[YOUR INSTRUCTIONS]
Collect every line that includes the string "exemplu".

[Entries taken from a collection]
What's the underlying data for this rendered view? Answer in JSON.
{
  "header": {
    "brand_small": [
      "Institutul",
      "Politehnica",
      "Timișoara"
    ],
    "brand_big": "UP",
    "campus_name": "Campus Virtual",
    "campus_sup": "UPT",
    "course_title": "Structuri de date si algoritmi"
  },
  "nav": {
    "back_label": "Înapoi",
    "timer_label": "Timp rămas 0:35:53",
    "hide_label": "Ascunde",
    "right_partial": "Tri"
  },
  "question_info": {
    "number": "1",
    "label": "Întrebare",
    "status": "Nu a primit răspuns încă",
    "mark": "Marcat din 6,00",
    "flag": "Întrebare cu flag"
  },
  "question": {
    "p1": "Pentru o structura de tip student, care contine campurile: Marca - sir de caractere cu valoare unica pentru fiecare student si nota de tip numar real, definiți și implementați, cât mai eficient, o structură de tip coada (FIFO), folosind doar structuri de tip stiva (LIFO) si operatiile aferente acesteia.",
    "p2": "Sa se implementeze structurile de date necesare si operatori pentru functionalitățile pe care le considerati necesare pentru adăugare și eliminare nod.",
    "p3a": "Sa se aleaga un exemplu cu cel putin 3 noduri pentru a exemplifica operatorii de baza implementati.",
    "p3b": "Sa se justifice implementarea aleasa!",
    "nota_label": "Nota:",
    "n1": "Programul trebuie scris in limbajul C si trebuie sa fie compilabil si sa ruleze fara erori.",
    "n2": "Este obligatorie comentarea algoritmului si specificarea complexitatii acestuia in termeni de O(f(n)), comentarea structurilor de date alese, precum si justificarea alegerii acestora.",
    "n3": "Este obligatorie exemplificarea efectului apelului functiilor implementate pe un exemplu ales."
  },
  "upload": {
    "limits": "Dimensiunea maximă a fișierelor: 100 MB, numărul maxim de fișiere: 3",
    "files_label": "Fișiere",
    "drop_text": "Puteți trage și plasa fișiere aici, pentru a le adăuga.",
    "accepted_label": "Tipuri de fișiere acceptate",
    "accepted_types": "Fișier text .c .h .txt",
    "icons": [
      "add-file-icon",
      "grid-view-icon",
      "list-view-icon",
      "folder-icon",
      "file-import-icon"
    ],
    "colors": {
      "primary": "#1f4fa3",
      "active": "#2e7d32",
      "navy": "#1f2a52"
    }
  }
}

[FULL SOLUTION]
    "p3a": "Sa se aleaga un exemplu cu cel putin 3 noduri pentru a exemplifica operatorii de baza implementati.",
    "n3": "Este obligatorie exemplificarea efectului apelului functiilor implementate pe un exemplu ales."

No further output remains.